WHAT TO WORK ON :: In the listing below, pick out lines with "JSON".
[Start ITEMS]
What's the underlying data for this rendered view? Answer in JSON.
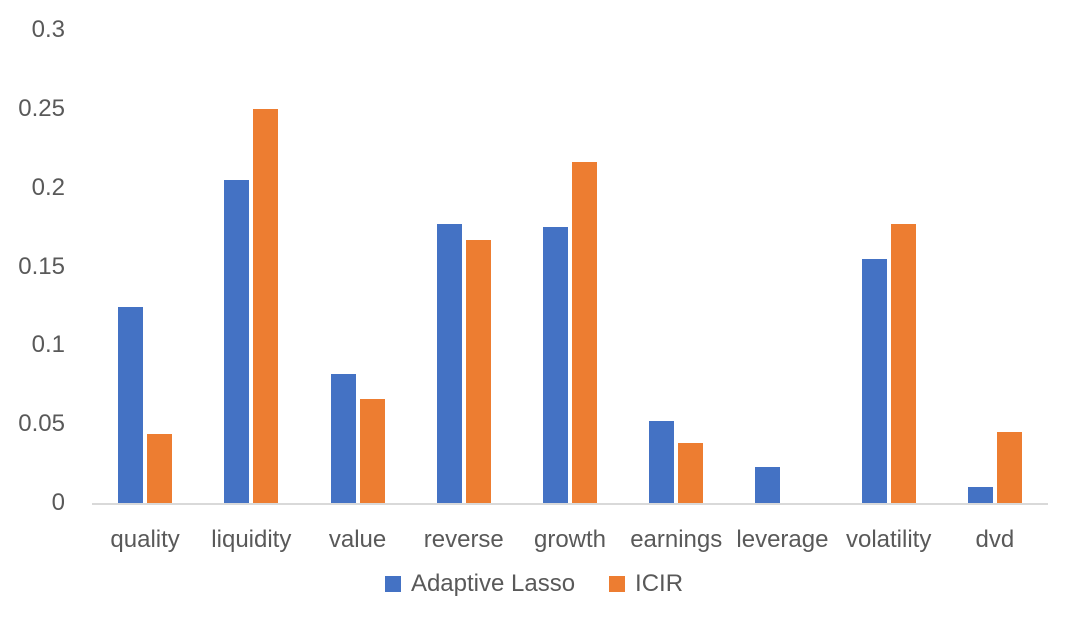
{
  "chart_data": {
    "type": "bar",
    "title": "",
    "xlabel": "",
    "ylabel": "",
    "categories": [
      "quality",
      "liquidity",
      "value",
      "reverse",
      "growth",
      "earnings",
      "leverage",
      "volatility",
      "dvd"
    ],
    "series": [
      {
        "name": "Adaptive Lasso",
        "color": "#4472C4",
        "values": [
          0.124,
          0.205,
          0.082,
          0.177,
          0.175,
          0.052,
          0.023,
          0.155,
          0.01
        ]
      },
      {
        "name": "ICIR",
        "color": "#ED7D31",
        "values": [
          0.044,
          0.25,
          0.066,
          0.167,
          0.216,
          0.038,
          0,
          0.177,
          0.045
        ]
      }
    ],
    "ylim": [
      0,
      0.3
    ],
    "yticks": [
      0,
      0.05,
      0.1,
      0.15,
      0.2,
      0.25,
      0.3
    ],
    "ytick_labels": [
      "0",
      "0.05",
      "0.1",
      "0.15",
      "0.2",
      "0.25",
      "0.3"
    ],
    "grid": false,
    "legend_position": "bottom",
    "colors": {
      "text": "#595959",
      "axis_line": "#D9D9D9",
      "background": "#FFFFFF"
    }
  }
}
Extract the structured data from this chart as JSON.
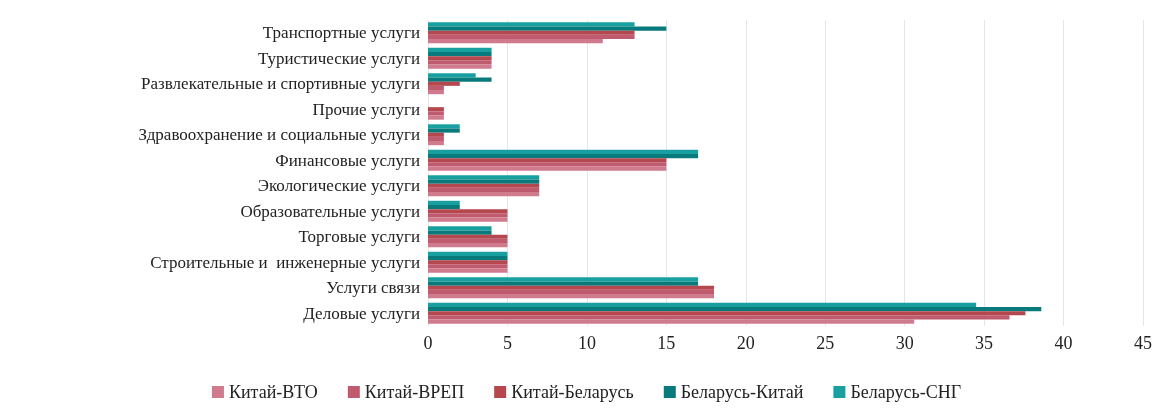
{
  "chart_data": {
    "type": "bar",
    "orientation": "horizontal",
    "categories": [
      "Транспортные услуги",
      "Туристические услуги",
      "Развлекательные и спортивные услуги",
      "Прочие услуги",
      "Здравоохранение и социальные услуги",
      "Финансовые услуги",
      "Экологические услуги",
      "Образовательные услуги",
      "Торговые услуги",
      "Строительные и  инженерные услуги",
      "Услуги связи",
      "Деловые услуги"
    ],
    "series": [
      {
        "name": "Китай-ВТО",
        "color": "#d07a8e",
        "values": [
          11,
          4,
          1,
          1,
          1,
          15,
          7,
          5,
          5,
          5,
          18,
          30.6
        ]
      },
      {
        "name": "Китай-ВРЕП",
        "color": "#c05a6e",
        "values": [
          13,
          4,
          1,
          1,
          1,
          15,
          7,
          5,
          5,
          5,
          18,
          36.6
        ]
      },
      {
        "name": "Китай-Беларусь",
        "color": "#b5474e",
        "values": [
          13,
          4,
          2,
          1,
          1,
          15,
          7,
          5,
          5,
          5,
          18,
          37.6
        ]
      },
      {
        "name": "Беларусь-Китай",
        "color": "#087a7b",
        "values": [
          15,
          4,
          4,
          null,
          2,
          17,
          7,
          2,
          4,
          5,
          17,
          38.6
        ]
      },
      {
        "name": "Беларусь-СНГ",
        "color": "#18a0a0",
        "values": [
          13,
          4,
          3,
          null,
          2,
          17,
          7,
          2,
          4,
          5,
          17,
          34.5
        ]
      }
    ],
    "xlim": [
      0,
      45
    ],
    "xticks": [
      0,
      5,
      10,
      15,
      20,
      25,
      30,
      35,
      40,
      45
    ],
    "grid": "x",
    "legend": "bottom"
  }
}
[End ITEMS]
TASK ANSWER ::
What's the underlying data for this rendered view? Answer in JSON.
Extract the structured data from this chart as JSON.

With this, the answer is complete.